- Records for this task:
**********
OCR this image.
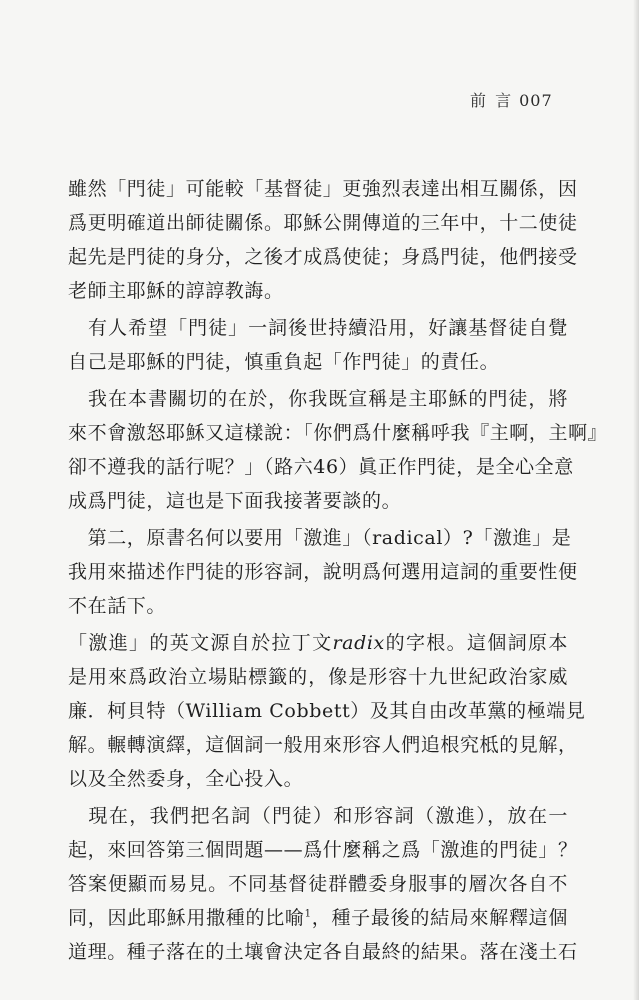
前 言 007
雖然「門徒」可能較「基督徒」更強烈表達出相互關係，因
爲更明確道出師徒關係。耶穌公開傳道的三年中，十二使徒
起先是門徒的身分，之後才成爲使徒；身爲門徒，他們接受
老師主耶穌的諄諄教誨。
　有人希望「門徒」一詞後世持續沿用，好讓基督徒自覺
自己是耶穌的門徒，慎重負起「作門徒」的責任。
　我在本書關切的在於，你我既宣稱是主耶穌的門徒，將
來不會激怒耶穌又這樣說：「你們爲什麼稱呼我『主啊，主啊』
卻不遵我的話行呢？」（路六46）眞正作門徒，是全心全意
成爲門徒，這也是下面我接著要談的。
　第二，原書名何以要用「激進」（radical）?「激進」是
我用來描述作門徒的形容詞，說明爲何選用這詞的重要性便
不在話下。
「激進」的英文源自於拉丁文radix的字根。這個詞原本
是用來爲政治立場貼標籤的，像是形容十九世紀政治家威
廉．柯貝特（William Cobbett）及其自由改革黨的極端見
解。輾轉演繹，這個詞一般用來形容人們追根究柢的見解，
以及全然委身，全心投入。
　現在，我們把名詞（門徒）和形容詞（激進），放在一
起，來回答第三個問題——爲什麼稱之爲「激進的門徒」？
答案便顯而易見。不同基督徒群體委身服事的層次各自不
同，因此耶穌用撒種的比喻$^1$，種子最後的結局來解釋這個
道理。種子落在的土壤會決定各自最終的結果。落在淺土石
**********
- Work required: Copy every line of the data exactly as written, excluding the pictures.

- Expected output:
OCR this image.
前 言 007
雖然「門徒」可能較「基督徒」更強烈表達出相互關係，因
爲更明確道出師徒關係。耶穌公開傳道的三年中，十二使徒
起先是門徒的身分，之後才成爲使徒；身爲門徒，他們接受
老師主耶穌的諄諄教誨。
　有人希望「門徒」一詞後世持續沿用，好讓基督徒自覺
自己是耶穌的門徒，慎重負起「作門徒」的責任。
　我在本書關切的在於，你我既宣稱是主耶穌的門徒，將
來不會激怒耶穌又這樣說：「你們爲什麼稱呼我『主啊，主啊』
卻不遵我的話行呢？」（路六46）眞正作門徒，是全心全意
成爲門徒，這也是下面我接著要談的。
　第二，原書名何以要用「激進」（radical）?「激進」是
我用來描述作門徒的形容詞，說明爲何選用這詞的重要性便
不在話下。
「激進」的英文源自於拉丁文radix的字根。這個詞原本
是用來爲政治立場貼標籤的，像是形容十九世紀政治家威
廉．柯貝特（William Cobbett）及其自由改革黨的極端見
解。輾轉演繹，這個詞一般用來形容人們追根究柢的見解，
以及全然委身，全心投入。
　現在，我們把名詞（門徒）和形容詞（激進），放在一
起，來回答第三個問題——爲什麼稱之爲「激進的門徒」？
答案便顯而易見。不同基督徒群體委身服事的層次各自不
同，因此耶穌用撒種的比喻$^1$，種子最後的結局來解釋這個
道理。種子落在的土壤會決定各自最終的結果。落在淺土石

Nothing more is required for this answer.